** Begin **

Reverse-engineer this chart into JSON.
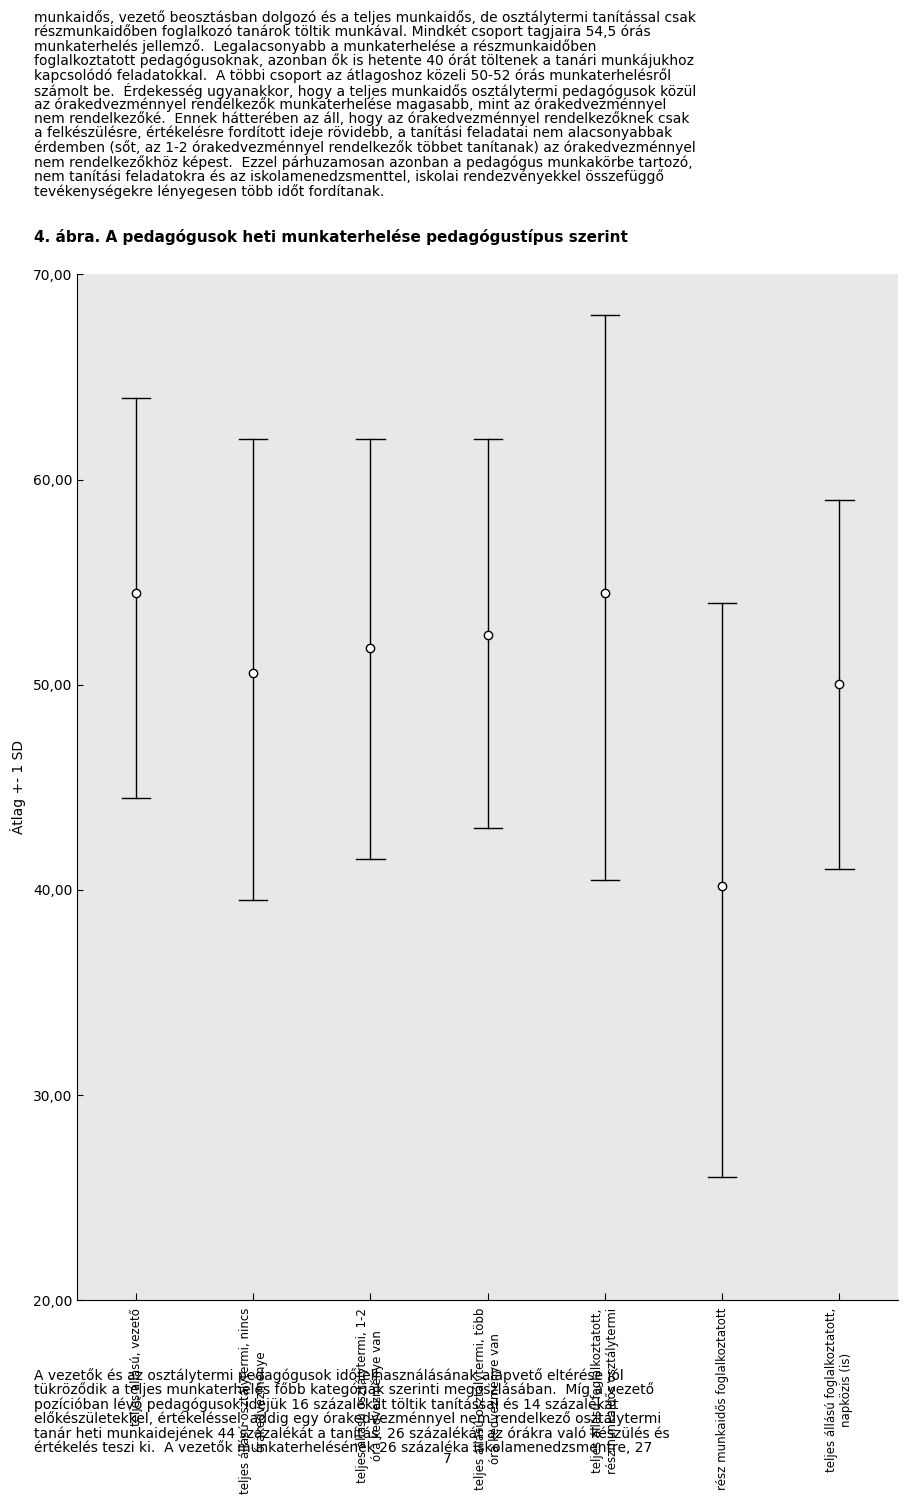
{
  "title_figure": "4. ábra. A pedagógusok heti munkaterhelése pedagógustípus szerint",
  "ylabel": "Átlag +- 1 SD",
  "ylim": [
    20,
    70
  ],
  "yticks": [
    20.0,
    30.0,
    40.0,
    50.0,
    60.0,
    70.0
  ],
  "ytick_labels": [
    "20,00",
    "30,00",
    "40,00",
    "50,00",
    "60,00",
    "70,00"
  ],
  "means": [
    54.49,
    50.57,
    51.8,
    52.41,
    54.48,
    40.18,
    50.05
  ],
  "upper": [
    64.0,
    62.0,
    62.0,
    62.0,
    68.0,
    54.0,
    59.0
  ],
  "lower": [
    44.5,
    39.5,
    41.5,
    43.0,
    40.5,
    26.0,
    41.0
  ],
  "x_labels": [
    "teljes állású, vezető",
    "teljes állású osztálytermi,\nórakedvezménye",
    "teljes állású osztálytermi,\nóra kedvezménye van",
    "teljes állású osztálytermi,\nóra kedvezménye van",
    "teljes állású foglalkoztatott,\nrészmunkaidős osztálytermi",
    "rész munkaidős foglalkoztatott",
    "teljes állású foglalkoztatott,\nnapközis (is)"
  ],
  "x_labels_full": [
    "teljes állású, vezető",
    "teljes állású osztálytermi, nincs\nórakedvezménye",
    "teljes állású osztálytermi, 1-2\nóra kedvezménye van",
    "teljes állású osztálytermi, több\nóra kedvezménye van",
    "teljes állású foglalkoztatott,\nrészmunkaidős osztálytermi",
    "rész munkaidős foglalkoztatott",
    "teljes állású foglalkoztatott,\nnapközis (is)"
  ],
  "background_color": "#e8e8e8",
  "marker_color": "white",
  "marker_edge_color": "black",
  "line_color": "black",
  "font_size": 10,
  "label_font_size": 9,
  "title_font_size": 11,
  "top_text": "munkaidős, vezető beosztásban dolgozó és a teljes munkaidős, de osztálytermi tanítással csak részmunkaidőben foglalkozó tanárok töltik munkavával. Mindkét csoport tagjaira 54,5 órás munkaterhéles jellemző.  Legalacsonyabb a munkaterhélse a részmunkaidőben foglalkoztatott pedagógusoknak, azonban ők is hetente 40 órát töltenek a tanári munkájukhoz kapcsolódó feladatokkal.  A többi csoport az átlagoshoz közeli 50-52 órás munkaterhélről számolt be.  Érdekesség ugyanakkor, hogy a teljes munkaidős osztálytermi pedagógusok közül az órakedvezménnyel rendelkezők munkaterhélse magasabb, mint az órakedvezménnyel nem rendelkezőké.  Ennek hátterében az áll, hogy az órakedvezménnyel rendelkezőknek csak a felkészülésre, értékelésre fordított ideje rövidebb, a tanítási feladatai nem alacsonyabbak érdemben (sőt, az 1-2 órakedvezménnyel rendelkezők többet tanítanak) az órakedvezménnyel nem rendelkezőkhöz képest.  Ezzel párhuzamosan azonban a pedagógus munkákörbe tartozó, nem tanítási feladatokra és az iskolamenedzsmenttel, iskolai rendezvényekkel összefüggő tevékenységekre lényegesen több időt fordítanak.",
  "bottom_text": "A vezetők és az osztálytermi pedagógusok időfelhasználásának alapvető eltérése jól tükröződik a teljes munkaterhélés főbb kategóriák szerinti megoszlásában. Míg a vezető pozícióban lévő pedagógusok idejük 16 százalékát töltik tanítással és 14 százalékát előkészületekkel, értékeléssel, addig egy órakedvezménnyel nem rendelkező osztálytermi tanár heti munkaidejének 44 százalékát a tanítás, 26 százalékát az órákra való készülés és értékelés teszi ki.  A vezetők munkaterhélésének 26 százaléka iskolamenedzsmentre, 27",
  "page_number": "7"
}
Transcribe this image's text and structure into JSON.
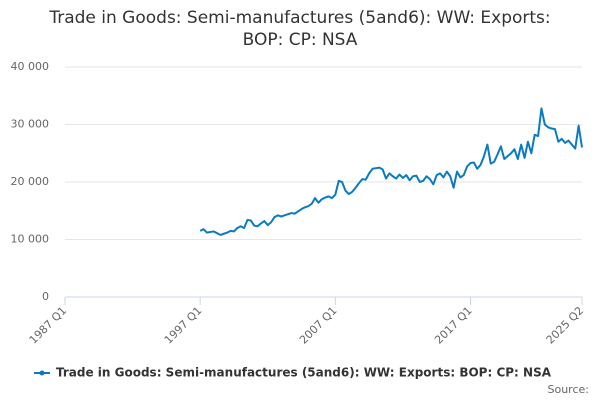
{
  "chart_data": {
    "type": "line",
    "title": "Trade in Goods: Semi-manufactures (5and6): WW: Exports: BOP: CP: NSA",
    "source": "Source:",
    "x": [
      "1997 Q1",
      "1997 Q2",
      "1997 Q3",
      "1997 Q4",
      "1998 Q1",
      "1998 Q2",
      "1998 Q3",
      "1998 Q4",
      "1999 Q1",
      "1999 Q2",
      "1999 Q3",
      "1999 Q4",
      "2000 Q1",
      "2000 Q2",
      "2000 Q3",
      "2000 Q4",
      "2001 Q1",
      "2001 Q2",
      "2001 Q3",
      "2001 Q4",
      "2002 Q1",
      "2002 Q2",
      "2002 Q3",
      "2002 Q4",
      "2003 Q1",
      "2003 Q2",
      "2003 Q3",
      "2003 Q4",
      "2004 Q1",
      "2004 Q2",
      "2004 Q3",
      "2004 Q4",
      "2005 Q1",
      "2005 Q2",
      "2005 Q3",
      "2005 Q4",
      "2006 Q1",
      "2006 Q2",
      "2006 Q3",
      "2006 Q4",
      "2007 Q1",
      "2007 Q2",
      "2007 Q3",
      "2007 Q4",
      "2008 Q1",
      "2008 Q2",
      "2008 Q3",
      "2008 Q4",
      "2009 Q1",
      "2009 Q2",
      "2009 Q3",
      "2009 Q4",
      "2010 Q1",
      "2010 Q2",
      "2010 Q3",
      "2010 Q4",
      "2011 Q1",
      "2011 Q2",
      "2011 Q3",
      "2011 Q4",
      "2012 Q1",
      "2012 Q2",
      "2012 Q3",
      "2012 Q4",
      "2013 Q1",
      "2013 Q2",
      "2013 Q3",
      "2013 Q4",
      "2014 Q1",
      "2014 Q2",
      "2014 Q3",
      "2014 Q4",
      "2015 Q1",
      "2015 Q2",
      "2015 Q3",
      "2015 Q4",
      "2016 Q1",
      "2016 Q2",
      "2016 Q3",
      "2016 Q4",
      "2017 Q1",
      "2017 Q2",
      "2017 Q3",
      "2017 Q4",
      "2018 Q1",
      "2018 Q2",
      "2018 Q3",
      "2018 Q4",
      "2019 Q1",
      "2019 Q2",
      "2019 Q3",
      "2019 Q4",
      "2020 Q1",
      "2020 Q2",
      "2020 Q3",
      "2020 Q4",
      "2021 Q1",
      "2021 Q2",
      "2021 Q3",
      "2021 Q4",
      "2022 Q1",
      "2022 Q2",
      "2022 Q3",
      "2022 Q4",
      "2023 Q1",
      "2023 Q2",
      "2023 Q3",
      "2023 Q4",
      "2024 Q1",
      "2024 Q2",
      "2024 Q3",
      "2024 Q4",
      "2025 Q1",
      "2025 Q2"
    ],
    "series": [
      {
        "name": "Trade in Goods: Semi-manufactures (5and6): WW: Exports: BOP: CP: NSA",
        "color": "#0b7bbf",
        "values": [
          11500,
          11800,
          11200,
          11300,
          11400,
          11100,
          10800,
          11000,
          11200,
          11500,
          11400,
          12000,
          12300,
          12000,
          13400,
          13300,
          12400,
          12300,
          12800,
          13200,
          12500,
          13000,
          13900,
          14200,
          14000,
          14200,
          14400,
          14600,
          14500,
          14900,
          15300,
          15600,
          15800,
          16200,
          17200,
          16400,
          17000,
          17300,
          17500,
          17200,
          17800,
          20200,
          20000,
          18500,
          17900,
          18300,
          19000,
          19800,
          20500,
          20400,
          21500,
          22300,
          22400,
          22500,
          22200,
          20600,
          21500,
          21000,
          20600,
          21300,
          20700,
          21200,
          20300,
          21000,
          21100,
          20000,
          20200,
          21000,
          20500,
          19600,
          21200,
          21500,
          20800,
          21800,
          21000,
          19000,
          21800,
          20800,
          21200,
          22700,
          23300,
          23400,
          22300,
          23000,
          24500,
          26500,
          23200,
          23500,
          24800,
          26200,
          24000,
          24500,
          25000,
          25700,
          24000,
          26500,
          24200,
          27000,
          25000,
          28200,
          28000,
          32800,
          30000,
          29500,
          29300,
          29200,
          27000,
          27500,
          26800,
          27200,
          26500,
          25800,
          29800,
          26000
        ]
      }
    ],
    "xlim": [
      "1987 Q1",
      "2025 Q2"
    ],
    "xticks": [
      "1987 Q1",
      "1997 Q1",
      "2007 Q1",
      "2017 Q1",
      "2025 Q2"
    ],
    "ylim": [
      0,
      40000
    ],
    "yticks": [
      0,
      {
        "value": 10000,
        "label": "10 000"
      },
      {
        "value": 20000,
        "label": "20 000"
      },
      {
        "value": 30000,
        "label": "30 000"
      },
      {
        "value": 40000,
        "label": "40 000"
      }
    ],
    "grid": true
  }
}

** End **

● **Task goal**:
Check each line of the records for "nórakedvezménye" and copy the ones that contain it.

● **Correct output**:
    "teljes állású osztálytermi,\nórakedvezménye",
    "teljes állású osztálytermi, nincs\nórakedvezménye",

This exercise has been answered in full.